- Records shown
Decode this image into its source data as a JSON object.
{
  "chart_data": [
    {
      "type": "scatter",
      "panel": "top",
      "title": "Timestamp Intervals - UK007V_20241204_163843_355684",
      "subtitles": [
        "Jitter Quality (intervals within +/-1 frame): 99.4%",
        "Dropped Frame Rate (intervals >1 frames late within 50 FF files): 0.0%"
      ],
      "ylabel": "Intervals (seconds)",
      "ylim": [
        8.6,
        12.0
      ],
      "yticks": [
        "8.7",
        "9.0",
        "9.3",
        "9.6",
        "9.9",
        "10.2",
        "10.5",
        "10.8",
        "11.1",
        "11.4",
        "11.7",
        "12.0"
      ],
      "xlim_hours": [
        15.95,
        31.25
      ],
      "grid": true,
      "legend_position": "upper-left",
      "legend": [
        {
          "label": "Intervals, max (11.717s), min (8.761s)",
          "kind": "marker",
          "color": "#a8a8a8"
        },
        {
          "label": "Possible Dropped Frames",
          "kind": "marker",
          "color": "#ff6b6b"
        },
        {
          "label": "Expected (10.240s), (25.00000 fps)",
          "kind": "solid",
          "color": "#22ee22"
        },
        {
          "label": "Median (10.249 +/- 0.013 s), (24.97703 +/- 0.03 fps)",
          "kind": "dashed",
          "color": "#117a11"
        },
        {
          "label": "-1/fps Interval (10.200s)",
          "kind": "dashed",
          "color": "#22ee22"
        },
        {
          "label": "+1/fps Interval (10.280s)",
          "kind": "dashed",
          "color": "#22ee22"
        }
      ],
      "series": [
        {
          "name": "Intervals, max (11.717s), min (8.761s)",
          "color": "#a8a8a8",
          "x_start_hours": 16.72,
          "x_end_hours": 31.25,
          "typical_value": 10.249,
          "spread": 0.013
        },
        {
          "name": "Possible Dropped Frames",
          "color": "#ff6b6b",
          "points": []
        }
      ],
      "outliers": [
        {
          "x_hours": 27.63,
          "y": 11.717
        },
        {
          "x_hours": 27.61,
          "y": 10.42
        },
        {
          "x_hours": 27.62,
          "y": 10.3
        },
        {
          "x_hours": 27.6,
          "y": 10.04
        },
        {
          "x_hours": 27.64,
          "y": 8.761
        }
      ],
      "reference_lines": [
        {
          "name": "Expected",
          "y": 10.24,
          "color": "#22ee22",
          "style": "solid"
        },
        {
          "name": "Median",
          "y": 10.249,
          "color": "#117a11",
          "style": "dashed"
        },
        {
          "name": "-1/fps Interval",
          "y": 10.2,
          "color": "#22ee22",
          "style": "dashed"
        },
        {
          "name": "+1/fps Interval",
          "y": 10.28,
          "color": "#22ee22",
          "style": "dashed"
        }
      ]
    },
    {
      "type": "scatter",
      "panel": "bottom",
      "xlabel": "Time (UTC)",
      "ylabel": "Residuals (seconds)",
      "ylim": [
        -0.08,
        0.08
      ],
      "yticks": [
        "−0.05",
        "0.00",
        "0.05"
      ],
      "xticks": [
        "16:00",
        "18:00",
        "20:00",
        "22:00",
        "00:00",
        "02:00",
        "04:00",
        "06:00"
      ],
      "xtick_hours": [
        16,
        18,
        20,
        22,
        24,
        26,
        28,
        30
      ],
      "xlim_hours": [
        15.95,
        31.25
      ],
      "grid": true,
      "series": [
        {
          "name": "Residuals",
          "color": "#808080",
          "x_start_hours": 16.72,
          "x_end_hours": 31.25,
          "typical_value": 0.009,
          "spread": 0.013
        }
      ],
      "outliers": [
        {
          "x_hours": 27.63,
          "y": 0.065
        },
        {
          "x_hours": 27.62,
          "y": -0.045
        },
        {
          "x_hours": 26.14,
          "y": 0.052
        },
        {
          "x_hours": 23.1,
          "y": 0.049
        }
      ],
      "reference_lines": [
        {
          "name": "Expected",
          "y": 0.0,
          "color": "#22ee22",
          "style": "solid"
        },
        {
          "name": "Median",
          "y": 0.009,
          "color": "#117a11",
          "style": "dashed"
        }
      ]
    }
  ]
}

- Written request
Return all the data above once more, precisely as given.

- Solution for this problem
Decode this image into its source data as a JSON object.
{
  "chart_data": [
    {
      "type": "scatter",
      "panel": "top",
      "title": "Timestamp Intervals - UK007V_20241204_163843_355684",
      "subtitles": [
        "Jitter Quality (intervals within +/-1 frame): 99.4%",
        "Dropped Frame Rate (intervals >1 frames late within 50 FF files): 0.0%"
      ],
      "ylabel": "Intervals (seconds)",
      "ylim": [
        8.6,
        12.0
      ],
      "yticks": [
        "8.7",
        "9.0",
        "9.3",
        "9.6",
        "9.9",
        "10.2",
        "10.5",
        "10.8",
        "11.1",
        "11.4",
        "11.7",
        "12.0"
      ],
      "xlim_hours": [
        15.95,
        31.25
      ],
      "grid": true,
      "legend_position": "upper-left",
      "legend": [
        {
          "label": "Intervals, max (11.717s), min (8.761s)",
          "kind": "marker",
          "color": "#a8a8a8"
        },
        {
          "label": "Possible Dropped Frames",
          "kind": "marker",
          "color": "#ff6b6b"
        },
        {
          "label": "Expected (10.240s), (25.00000 fps)",
          "kind": "solid",
          "color": "#22ee22"
        },
        {
          "label": "Median (10.249 +/- 0.013 s), (24.97703 +/- 0.03 fps)",
          "kind": "dashed",
          "color": "#117a11"
        },
        {
          "label": "-1/fps Interval (10.200s)",
          "kind": "dashed",
          "color": "#22ee22"
        },
        {
          "label": "+1/fps Interval (10.280s)",
          "kind": "dashed",
          "color": "#22ee22"
        }
      ],
      "series": [
        {
          "name": "Intervals, max (11.717s), min (8.761s)",
          "color": "#a8a8a8",
          "x_start_hours": 16.72,
          "x_end_hours": 31.25,
          "typical_value": 10.249,
          "spread": 0.013
        },
        {
          "name": "Possible Dropped Frames",
          "color": "#ff6b6b",
          "points": []
        }
      ],
      "outliers": [
        {
          "x_hours": 27.63,
          "y": 11.717
        },
        {
          "x_hours": 27.61,
          "y": 10.42
        },
        {
          "x_hours": 27.62,
          "y": 10.3
        },
        {
          "x_hours": 27.6,
          "y": 10.04
        },
        {
          "x_hours": 27.64,
          "y": 8.761
        }
      ],
      "reference_lines": [
        {
          "name": "Expected",
          "y": 10.24,
          "color": "#22ee22",
          "style": "solid"
        },
        {
          "name": "Median",
          "y": 10.249,
          "color": "#117a11",
          "style": "dashed"
        },
        {
          "name": "-1/fps Interval",
          "y": 10.2,
          "color": "#22ee22",
          "style": "dashed"
        },
        {
          "name": "+1/fps Interval",
          "y": 10.28,
          "color": "#22ee22",
          "style": "dashed"
        }
      ]
    },
    {
      "type": "scatter",
      "panel": "bottom",
      "xlabel": "Time (UTC)",
      "ylabel": "Residuals (seconds)",
      "ylim": [
        -0.08,
        0.08
      ],
      "yticks": [
        "−0.05",
        "0.00",
        "0.05"
      ],
      "xticks": [
        "16:00",
        "18:00",
        "20:00",
        "22:00",
        "00:00",
        "02:00",
        "04:00",
        "06:00"
      ],
      "xtick_hours": [
        16,
        18,
        20,
        22,
        24,
        26,
        28,
        30
      ],
      "xlim_hours": [
        15.95,
        31.25
      ],
      "grid": true,
      "series": [
        {
          "name": "Residuals",
          "color": "#808080",
          "x_start_hours": 16.72,
          "x_end_hours": 31.25,
          "typical_value": 0.009,
          "spread": 0.013
        }
      ],
      "outliers": [
        {
          "x_hours": 27.63,
          "y": 0.065
        },
        {
          "x_hours": 27.62,
          "y": -0.045
        },
        {
          "x_hours": 26.14,
          "y": 0.052
        },
        {
          "x_hours": 23.1,
          "y": 0.049
        }
      ],
      "reference_lines": [
        {
          "name": "Expected",
          "y": 0.0,
          "color": "#22ee22",
          "style": "solid"
        },
        {
          "name": "Median",
          "y": 0.009,
          "color": "#117a11",
          "style": "dashed"
        }
      ]
    }
  ]
}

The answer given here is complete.